---------- Records for processing ----------
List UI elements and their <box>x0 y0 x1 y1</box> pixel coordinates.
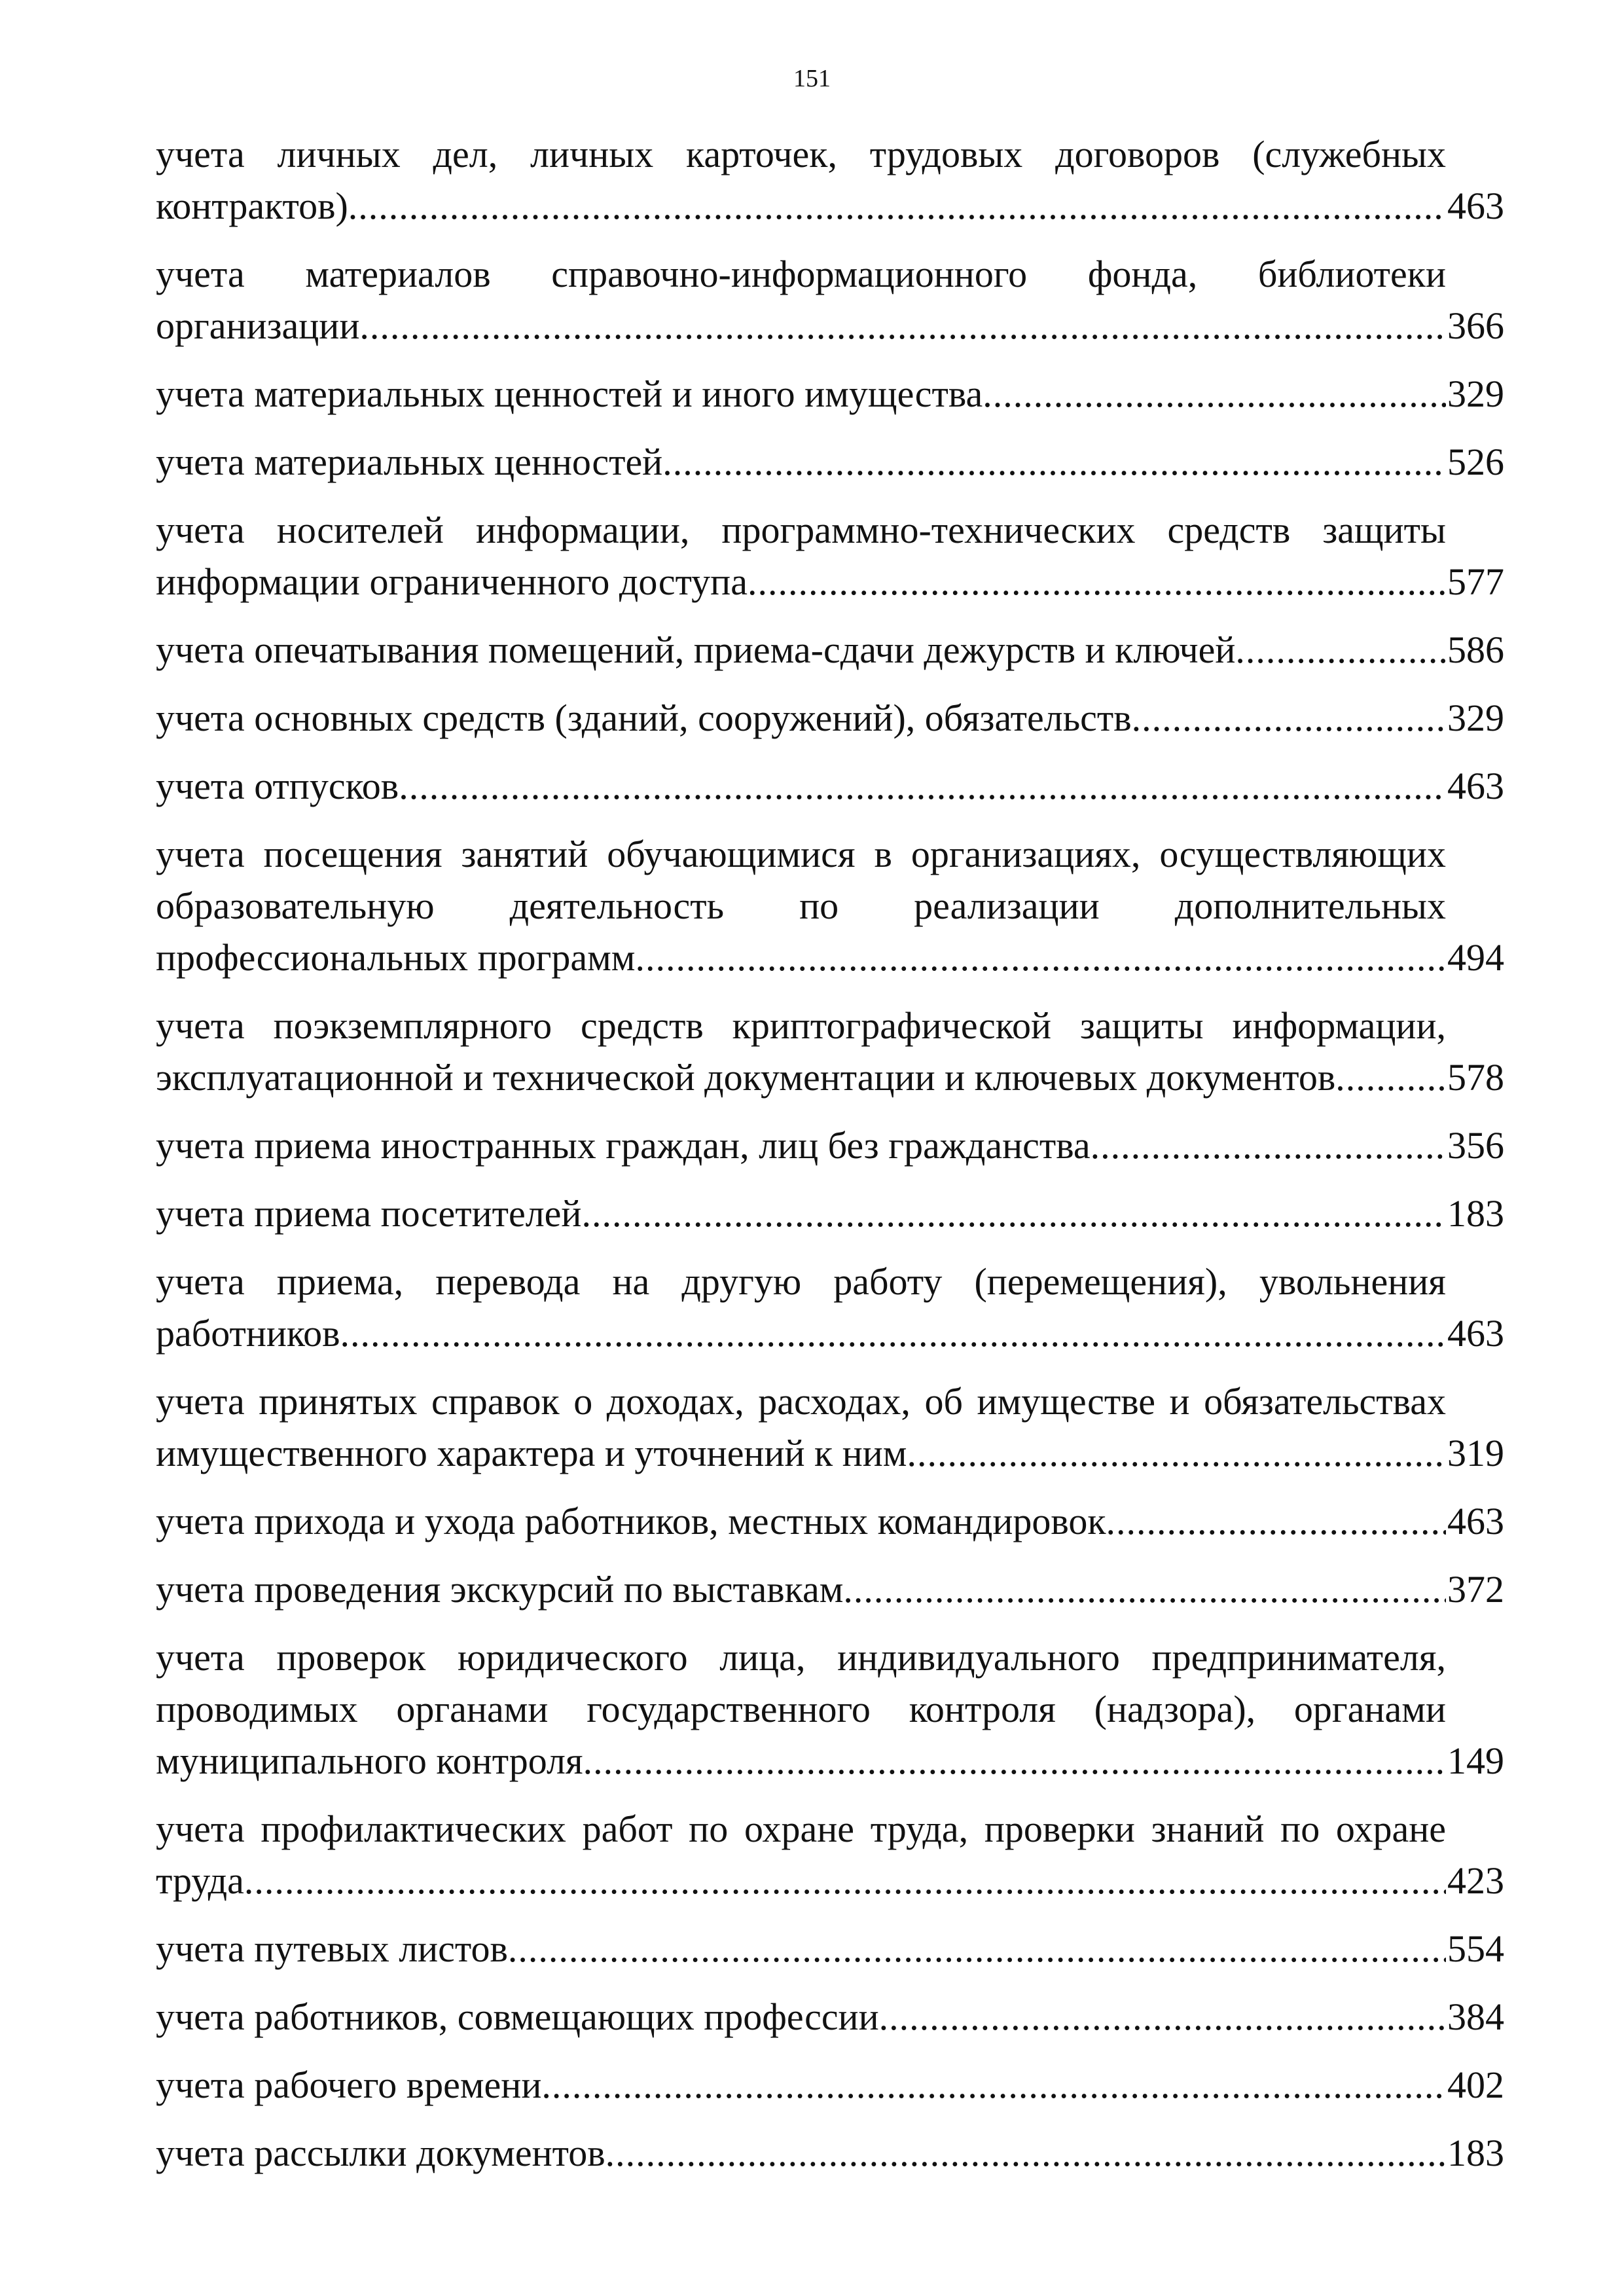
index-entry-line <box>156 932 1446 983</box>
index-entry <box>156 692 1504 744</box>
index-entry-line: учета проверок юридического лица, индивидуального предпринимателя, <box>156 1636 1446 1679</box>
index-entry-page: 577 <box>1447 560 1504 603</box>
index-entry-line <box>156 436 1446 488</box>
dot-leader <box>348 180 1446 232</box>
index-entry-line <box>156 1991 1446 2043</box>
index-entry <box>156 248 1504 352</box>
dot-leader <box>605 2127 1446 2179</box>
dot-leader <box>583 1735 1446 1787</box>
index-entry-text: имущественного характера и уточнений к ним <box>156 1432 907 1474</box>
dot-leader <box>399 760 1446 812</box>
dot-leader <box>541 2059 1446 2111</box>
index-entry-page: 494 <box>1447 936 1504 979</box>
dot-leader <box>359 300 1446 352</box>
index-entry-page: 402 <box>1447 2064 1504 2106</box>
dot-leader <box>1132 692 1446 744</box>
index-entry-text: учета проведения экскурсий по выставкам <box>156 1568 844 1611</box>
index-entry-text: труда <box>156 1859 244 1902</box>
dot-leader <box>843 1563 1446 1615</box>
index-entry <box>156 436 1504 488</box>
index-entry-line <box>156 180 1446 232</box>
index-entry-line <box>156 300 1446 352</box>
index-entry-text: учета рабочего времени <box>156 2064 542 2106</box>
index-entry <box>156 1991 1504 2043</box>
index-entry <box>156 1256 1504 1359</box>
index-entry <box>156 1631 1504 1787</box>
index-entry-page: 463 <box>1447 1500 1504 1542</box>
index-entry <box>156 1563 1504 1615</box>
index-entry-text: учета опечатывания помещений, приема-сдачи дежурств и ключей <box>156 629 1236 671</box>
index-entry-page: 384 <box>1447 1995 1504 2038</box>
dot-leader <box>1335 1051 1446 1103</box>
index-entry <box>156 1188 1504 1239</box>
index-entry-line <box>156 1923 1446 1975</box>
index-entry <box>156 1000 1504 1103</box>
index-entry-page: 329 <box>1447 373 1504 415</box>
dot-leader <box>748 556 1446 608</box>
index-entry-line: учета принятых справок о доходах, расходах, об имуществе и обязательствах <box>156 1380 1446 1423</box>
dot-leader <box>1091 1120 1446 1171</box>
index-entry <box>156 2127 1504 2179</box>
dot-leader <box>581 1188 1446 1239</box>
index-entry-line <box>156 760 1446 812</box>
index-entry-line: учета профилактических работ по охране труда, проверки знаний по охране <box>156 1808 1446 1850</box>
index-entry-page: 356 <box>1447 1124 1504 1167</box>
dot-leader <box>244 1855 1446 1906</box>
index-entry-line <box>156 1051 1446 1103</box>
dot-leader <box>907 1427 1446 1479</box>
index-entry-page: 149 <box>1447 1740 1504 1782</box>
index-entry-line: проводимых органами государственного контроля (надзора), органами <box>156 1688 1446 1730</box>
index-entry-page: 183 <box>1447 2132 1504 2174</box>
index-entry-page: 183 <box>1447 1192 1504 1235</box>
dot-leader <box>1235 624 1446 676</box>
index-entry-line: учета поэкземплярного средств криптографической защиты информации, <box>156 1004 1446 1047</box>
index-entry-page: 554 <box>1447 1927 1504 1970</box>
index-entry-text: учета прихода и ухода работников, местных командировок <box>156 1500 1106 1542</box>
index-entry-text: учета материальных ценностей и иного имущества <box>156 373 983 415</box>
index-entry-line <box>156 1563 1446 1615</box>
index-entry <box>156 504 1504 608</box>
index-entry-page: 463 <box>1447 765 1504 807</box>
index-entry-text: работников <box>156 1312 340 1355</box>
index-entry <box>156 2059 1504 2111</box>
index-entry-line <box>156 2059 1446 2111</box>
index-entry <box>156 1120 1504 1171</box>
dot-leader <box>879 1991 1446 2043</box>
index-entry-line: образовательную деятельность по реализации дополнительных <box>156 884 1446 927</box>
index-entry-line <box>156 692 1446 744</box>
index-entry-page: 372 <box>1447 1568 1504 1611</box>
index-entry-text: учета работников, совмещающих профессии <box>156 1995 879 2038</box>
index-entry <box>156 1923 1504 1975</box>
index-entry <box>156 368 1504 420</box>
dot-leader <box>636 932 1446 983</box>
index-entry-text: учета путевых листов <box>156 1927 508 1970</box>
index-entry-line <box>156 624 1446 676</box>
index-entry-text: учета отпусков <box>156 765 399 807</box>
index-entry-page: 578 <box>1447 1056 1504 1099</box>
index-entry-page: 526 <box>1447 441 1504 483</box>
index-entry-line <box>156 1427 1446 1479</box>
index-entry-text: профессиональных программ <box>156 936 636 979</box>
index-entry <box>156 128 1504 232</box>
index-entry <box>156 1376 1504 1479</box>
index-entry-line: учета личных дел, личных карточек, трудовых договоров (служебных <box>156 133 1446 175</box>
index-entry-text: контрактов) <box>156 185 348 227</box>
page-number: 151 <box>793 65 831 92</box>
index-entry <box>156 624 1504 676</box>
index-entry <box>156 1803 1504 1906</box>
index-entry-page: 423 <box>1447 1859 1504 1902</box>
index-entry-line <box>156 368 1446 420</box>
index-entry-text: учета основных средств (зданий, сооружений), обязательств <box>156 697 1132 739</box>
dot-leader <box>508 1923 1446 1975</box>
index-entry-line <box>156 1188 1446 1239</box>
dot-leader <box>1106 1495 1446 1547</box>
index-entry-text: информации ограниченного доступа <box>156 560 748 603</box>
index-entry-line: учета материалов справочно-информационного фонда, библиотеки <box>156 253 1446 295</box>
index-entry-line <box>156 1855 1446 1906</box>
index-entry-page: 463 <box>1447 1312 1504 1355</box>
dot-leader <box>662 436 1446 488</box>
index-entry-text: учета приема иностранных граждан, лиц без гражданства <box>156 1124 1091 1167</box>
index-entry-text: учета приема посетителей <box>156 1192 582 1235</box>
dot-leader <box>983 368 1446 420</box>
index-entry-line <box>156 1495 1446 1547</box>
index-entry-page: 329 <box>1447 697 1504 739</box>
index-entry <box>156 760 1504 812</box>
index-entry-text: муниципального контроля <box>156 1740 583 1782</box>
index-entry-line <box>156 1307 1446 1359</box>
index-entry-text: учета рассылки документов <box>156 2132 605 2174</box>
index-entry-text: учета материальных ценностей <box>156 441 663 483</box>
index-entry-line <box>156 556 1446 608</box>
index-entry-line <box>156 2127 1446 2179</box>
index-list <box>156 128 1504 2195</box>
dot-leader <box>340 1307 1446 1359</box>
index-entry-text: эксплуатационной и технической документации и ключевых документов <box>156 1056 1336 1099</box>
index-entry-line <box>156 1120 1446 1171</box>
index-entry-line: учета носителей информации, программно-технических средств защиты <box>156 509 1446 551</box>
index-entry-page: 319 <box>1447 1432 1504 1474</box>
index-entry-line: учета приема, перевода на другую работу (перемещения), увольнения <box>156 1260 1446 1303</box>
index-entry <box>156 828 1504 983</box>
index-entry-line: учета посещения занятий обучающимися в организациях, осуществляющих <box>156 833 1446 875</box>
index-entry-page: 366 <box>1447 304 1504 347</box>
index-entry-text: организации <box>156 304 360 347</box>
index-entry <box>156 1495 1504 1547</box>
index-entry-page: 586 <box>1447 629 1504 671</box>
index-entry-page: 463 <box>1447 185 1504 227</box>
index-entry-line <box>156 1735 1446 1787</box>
----------
---------- Records for processing ----------
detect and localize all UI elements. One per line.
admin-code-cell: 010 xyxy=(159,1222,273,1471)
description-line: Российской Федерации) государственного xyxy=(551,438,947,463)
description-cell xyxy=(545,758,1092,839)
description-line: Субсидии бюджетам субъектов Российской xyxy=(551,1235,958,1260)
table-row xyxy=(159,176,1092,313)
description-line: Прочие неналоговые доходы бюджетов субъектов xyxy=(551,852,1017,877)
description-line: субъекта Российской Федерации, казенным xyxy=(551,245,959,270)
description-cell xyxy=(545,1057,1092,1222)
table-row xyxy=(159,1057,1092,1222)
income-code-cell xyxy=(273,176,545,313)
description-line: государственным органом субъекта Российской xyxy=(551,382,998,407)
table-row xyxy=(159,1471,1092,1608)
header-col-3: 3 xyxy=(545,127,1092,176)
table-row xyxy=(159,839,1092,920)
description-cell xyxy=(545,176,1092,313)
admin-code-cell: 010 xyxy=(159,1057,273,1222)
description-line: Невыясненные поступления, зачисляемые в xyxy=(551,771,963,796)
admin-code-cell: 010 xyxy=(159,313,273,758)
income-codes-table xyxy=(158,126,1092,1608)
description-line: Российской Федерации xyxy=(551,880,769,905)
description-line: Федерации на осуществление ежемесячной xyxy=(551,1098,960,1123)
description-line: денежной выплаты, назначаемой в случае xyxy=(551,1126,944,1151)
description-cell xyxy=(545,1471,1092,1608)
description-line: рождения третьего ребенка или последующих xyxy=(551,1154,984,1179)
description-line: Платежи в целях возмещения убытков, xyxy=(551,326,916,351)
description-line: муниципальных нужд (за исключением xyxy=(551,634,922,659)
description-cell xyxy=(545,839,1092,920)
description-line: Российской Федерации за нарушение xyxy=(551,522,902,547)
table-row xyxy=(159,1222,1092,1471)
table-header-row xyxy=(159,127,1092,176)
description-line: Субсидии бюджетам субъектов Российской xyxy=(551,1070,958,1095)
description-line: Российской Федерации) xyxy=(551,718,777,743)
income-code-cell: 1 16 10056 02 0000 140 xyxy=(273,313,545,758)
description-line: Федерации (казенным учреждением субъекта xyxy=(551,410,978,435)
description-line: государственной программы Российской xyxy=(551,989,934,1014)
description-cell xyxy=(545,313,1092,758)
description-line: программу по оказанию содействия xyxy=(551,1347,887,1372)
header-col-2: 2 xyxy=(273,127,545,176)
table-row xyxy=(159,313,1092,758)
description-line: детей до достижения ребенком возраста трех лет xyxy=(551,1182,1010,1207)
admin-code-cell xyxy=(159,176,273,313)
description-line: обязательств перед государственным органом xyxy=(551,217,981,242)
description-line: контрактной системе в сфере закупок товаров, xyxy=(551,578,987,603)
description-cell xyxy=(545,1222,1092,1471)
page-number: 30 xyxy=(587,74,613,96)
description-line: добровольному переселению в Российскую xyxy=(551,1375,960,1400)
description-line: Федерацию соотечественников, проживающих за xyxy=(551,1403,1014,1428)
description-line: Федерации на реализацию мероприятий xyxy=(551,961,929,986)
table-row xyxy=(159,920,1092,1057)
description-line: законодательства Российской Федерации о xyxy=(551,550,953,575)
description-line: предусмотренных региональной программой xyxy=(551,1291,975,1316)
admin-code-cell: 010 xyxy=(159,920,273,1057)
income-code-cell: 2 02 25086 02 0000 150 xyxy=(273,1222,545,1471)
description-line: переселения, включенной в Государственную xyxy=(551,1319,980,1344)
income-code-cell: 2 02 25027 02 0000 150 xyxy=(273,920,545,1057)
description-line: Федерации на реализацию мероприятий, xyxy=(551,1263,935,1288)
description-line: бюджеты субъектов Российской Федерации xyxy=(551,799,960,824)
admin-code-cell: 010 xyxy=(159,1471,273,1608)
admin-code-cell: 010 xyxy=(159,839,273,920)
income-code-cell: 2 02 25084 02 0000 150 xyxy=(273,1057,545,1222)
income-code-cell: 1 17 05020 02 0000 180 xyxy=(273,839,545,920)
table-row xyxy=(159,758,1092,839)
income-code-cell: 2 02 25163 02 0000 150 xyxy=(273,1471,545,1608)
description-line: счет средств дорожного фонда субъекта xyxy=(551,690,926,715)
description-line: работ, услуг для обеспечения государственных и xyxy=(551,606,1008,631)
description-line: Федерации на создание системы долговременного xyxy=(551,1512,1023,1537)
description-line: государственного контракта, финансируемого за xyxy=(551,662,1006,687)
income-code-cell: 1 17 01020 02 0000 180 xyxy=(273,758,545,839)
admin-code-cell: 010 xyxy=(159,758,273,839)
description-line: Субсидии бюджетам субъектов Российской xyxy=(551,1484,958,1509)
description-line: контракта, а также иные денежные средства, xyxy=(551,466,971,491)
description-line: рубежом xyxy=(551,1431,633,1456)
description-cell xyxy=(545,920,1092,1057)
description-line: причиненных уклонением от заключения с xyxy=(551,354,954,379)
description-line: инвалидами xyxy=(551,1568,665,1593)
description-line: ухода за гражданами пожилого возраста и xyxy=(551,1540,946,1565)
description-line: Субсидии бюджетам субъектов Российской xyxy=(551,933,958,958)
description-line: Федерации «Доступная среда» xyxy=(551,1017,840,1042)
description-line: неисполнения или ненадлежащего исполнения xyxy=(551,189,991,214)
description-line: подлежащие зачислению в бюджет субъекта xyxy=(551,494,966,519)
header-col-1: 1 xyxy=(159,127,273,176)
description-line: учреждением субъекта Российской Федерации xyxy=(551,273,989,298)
----------
---------- Records for processing ----------
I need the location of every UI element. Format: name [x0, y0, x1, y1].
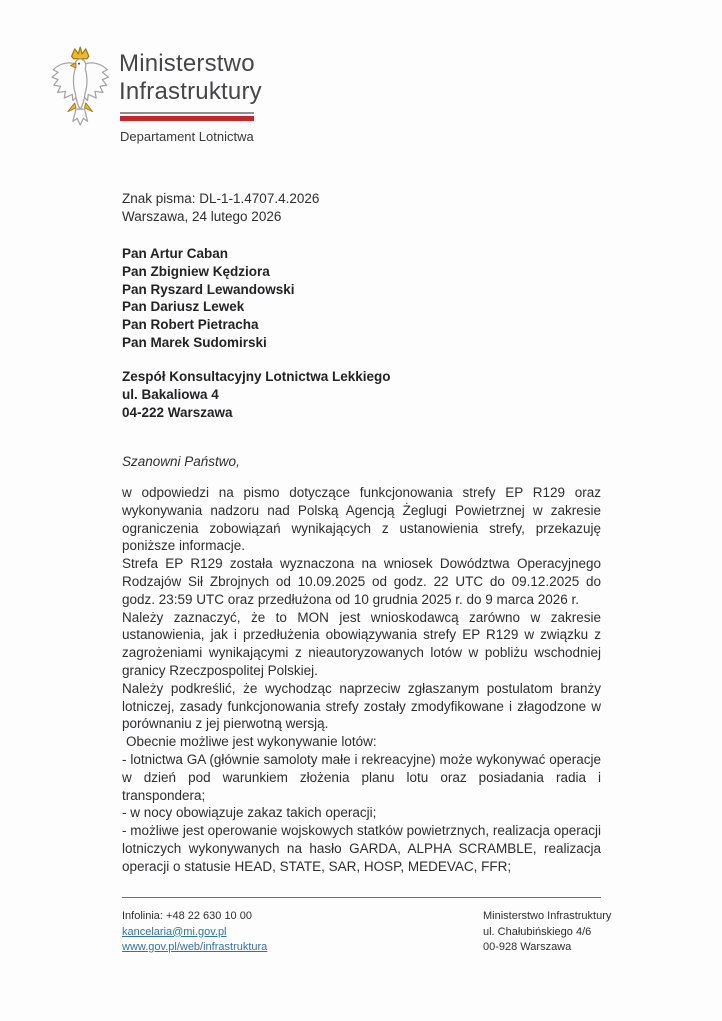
----------
• Task requirements: Put the records above, starting at the line that contains "List UI elements" and ending at the line that contains "index-entry-line <box>156 1991", into a two-column CSV headed input and output, one row per record, with its text under input and its answer under output. Quote every field, turn line breaks into spaces, and leave the pictures out.

• Exercise result:
input,output
"List UI elements and their <box>x0 y0 x1 y1</box> pixel coordinates.","index-entry-line <box>156 932 1446 983</box> index-entry <box>156 692 1504 744</box> index-entry-line: учета проверок юридического лица, индивидуального предпринимателя, <box>156 1636 1446 1679</box> index-entry-page: 577 <box>1447 560 1504 603</box> index-entry-line <box>156 436 1446 488</box> dot-leader <box>348 180 1446 232</box> index-entry-line <box>156 1991 1446 2043</box>"